## Required work
Copy each line of the entries beneath that contains the word "grid".
══ Records supplied ══
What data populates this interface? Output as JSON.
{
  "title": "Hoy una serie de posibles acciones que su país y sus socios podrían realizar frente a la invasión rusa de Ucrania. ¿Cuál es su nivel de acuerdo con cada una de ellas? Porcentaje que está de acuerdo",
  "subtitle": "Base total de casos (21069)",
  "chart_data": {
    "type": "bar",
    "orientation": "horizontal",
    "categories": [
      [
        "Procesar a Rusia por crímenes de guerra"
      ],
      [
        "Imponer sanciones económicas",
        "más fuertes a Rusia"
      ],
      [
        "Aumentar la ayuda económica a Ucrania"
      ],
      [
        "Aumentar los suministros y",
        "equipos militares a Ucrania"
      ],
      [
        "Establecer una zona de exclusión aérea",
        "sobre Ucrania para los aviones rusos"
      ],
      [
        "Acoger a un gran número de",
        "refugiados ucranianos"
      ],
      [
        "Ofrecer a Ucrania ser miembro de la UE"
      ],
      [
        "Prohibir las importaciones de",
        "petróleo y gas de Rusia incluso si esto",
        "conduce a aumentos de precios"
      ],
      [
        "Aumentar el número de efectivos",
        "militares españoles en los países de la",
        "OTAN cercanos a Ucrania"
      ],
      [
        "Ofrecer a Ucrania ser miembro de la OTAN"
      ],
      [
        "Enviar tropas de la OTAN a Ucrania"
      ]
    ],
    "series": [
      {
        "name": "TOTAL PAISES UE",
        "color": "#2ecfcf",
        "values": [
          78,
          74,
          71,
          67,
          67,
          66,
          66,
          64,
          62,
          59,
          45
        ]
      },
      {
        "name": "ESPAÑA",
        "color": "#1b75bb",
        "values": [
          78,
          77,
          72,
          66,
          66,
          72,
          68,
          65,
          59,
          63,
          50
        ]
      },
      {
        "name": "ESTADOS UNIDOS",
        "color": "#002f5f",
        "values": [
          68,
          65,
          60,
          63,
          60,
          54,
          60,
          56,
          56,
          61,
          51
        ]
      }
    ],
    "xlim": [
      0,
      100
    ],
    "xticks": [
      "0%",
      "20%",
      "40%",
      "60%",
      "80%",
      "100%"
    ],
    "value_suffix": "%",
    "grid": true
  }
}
═══
══ Records supplied ══
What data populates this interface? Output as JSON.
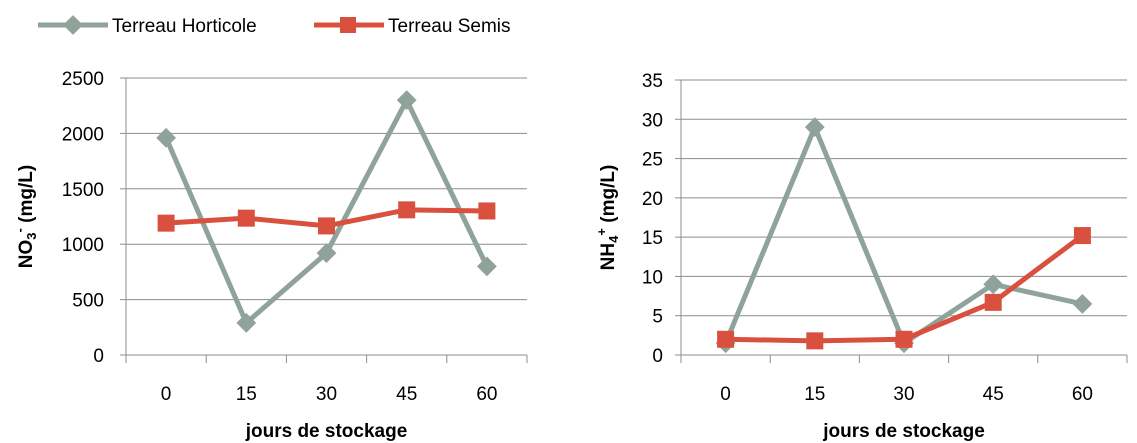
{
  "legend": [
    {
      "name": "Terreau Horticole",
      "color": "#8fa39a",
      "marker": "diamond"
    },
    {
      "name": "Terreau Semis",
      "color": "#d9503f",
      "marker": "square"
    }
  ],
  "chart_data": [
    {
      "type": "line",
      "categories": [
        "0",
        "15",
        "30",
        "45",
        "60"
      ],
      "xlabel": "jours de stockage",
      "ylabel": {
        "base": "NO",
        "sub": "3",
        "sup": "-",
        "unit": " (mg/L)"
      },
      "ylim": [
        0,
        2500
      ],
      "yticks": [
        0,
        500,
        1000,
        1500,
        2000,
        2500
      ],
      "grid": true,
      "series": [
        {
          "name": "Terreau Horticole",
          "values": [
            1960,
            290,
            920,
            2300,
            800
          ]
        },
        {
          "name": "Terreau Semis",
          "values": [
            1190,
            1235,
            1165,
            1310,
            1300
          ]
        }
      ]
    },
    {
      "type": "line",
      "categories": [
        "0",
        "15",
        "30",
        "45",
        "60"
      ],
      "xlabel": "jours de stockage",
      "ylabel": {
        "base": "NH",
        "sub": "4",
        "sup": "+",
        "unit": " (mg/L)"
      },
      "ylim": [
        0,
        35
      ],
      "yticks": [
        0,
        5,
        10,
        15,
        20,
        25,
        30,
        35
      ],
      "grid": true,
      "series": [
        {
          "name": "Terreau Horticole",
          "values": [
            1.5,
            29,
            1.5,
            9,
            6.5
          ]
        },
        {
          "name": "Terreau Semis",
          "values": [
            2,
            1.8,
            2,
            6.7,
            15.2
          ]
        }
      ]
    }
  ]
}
═══
══ Records supplied ══
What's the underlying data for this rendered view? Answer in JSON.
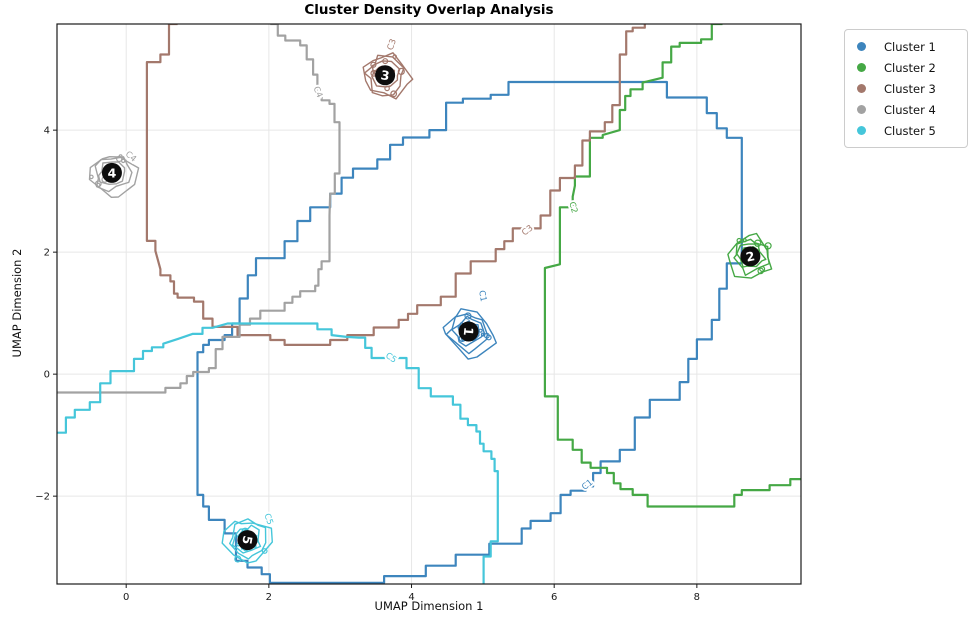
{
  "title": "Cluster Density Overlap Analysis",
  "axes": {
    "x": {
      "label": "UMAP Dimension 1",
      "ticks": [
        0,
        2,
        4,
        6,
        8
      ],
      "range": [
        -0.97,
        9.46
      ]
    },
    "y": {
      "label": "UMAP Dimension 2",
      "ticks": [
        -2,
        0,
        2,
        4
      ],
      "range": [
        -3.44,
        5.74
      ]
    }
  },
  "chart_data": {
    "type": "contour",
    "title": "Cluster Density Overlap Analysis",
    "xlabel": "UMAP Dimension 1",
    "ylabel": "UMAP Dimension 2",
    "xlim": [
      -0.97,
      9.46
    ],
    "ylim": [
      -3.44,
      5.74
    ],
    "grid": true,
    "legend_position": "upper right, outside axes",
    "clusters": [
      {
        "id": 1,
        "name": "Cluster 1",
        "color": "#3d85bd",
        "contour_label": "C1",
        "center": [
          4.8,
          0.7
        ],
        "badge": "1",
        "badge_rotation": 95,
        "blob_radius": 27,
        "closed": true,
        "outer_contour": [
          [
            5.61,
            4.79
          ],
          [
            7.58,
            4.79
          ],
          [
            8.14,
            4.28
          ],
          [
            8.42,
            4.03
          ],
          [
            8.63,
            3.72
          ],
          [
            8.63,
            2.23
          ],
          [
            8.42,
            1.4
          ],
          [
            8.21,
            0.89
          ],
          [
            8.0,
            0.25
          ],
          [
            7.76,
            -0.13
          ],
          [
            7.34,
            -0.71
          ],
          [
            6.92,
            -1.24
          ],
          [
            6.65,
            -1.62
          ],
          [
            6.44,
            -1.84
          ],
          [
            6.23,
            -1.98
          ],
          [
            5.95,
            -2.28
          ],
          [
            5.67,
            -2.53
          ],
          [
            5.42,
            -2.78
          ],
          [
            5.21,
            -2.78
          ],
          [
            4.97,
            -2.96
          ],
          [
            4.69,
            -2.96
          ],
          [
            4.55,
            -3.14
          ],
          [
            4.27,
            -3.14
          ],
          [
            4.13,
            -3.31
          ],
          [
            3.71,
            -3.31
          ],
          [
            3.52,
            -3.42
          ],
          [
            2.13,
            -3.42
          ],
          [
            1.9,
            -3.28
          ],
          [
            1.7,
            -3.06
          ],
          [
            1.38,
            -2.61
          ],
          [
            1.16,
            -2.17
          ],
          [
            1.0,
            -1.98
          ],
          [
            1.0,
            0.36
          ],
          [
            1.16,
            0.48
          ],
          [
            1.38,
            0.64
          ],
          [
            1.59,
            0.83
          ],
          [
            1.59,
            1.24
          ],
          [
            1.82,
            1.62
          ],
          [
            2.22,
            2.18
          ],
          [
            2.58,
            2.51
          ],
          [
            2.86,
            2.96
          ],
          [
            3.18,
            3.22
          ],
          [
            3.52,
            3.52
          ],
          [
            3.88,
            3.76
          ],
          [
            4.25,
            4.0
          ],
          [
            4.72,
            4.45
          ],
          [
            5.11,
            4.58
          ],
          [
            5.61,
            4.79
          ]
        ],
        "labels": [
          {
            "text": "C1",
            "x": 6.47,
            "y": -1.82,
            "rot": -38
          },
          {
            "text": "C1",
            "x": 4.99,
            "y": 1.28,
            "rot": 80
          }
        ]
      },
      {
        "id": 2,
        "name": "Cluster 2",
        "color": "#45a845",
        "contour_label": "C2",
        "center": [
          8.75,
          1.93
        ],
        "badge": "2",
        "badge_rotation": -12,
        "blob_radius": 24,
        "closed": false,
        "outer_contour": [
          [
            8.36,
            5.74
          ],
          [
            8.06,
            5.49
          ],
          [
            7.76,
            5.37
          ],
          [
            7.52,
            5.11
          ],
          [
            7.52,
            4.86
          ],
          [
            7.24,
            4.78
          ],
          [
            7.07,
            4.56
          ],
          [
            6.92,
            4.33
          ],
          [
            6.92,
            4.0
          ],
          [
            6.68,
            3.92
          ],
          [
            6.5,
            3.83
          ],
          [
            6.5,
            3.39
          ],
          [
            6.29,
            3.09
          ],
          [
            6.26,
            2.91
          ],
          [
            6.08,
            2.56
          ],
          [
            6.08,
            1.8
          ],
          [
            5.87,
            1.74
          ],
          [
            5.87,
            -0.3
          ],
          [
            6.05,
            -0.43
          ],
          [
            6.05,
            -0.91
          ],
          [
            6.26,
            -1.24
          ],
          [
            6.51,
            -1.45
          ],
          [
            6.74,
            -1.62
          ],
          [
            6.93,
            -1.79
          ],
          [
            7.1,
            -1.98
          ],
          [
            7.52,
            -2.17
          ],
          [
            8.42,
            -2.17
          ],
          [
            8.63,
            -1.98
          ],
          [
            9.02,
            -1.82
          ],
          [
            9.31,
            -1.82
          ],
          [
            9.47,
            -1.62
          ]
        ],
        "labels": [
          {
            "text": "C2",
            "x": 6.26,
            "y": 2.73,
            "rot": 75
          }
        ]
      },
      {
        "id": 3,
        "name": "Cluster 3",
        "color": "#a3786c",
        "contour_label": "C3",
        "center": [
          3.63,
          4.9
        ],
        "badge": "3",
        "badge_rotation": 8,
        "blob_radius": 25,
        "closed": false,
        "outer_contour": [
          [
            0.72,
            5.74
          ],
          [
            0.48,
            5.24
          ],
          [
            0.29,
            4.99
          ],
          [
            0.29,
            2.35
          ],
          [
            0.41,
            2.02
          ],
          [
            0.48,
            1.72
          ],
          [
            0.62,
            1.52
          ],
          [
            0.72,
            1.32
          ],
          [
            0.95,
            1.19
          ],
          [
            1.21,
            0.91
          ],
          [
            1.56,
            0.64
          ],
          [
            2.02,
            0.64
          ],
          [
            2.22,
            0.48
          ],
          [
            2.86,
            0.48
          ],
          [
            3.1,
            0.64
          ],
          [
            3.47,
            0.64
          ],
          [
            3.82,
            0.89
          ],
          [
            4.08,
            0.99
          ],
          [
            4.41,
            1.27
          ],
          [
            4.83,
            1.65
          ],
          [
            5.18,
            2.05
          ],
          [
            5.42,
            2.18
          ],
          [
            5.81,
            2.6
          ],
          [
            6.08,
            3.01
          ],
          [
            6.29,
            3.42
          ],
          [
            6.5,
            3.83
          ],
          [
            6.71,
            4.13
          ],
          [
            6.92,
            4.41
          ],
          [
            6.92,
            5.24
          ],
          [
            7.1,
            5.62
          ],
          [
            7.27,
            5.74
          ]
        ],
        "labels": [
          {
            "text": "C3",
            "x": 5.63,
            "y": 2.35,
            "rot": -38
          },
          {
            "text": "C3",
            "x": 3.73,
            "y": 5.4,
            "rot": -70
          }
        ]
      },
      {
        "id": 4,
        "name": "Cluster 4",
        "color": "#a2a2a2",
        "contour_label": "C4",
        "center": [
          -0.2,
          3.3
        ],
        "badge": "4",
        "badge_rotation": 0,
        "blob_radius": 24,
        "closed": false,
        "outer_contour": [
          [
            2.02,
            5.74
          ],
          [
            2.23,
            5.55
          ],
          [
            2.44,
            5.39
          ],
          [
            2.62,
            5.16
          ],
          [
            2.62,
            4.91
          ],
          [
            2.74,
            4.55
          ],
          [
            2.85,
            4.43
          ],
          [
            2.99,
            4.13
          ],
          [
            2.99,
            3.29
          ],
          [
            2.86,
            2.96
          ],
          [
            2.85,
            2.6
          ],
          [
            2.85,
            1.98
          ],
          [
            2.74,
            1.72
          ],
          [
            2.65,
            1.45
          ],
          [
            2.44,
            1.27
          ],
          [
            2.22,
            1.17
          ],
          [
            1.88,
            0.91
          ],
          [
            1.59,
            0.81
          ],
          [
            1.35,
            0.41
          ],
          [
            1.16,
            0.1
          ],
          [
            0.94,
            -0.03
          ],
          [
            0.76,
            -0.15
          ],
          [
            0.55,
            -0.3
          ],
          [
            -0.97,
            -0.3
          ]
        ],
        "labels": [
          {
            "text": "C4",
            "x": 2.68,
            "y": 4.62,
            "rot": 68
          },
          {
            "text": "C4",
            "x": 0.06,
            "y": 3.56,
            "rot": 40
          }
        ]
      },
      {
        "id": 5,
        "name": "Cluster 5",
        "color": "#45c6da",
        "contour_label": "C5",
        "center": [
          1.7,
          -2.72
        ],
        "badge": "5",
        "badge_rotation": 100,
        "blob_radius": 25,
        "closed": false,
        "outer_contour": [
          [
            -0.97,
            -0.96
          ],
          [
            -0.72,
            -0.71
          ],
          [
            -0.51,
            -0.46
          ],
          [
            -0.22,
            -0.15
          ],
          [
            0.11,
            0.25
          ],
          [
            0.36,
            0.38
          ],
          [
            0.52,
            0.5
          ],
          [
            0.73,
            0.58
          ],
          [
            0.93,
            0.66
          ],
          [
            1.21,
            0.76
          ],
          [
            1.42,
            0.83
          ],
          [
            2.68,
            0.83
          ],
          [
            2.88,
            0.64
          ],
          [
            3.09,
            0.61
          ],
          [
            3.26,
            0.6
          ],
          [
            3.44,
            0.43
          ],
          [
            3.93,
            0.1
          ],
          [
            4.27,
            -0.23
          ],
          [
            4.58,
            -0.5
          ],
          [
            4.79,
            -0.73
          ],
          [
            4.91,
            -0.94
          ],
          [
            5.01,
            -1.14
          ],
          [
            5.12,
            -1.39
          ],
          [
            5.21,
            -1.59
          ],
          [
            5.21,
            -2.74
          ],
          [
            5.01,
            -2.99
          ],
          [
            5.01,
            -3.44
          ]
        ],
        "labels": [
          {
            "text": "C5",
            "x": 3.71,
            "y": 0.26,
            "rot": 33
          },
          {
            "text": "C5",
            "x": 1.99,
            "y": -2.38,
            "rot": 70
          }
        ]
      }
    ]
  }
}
═══
## Result of this task
    "grid": true
      "grid": true,
      "grid": true,
    "grid": true,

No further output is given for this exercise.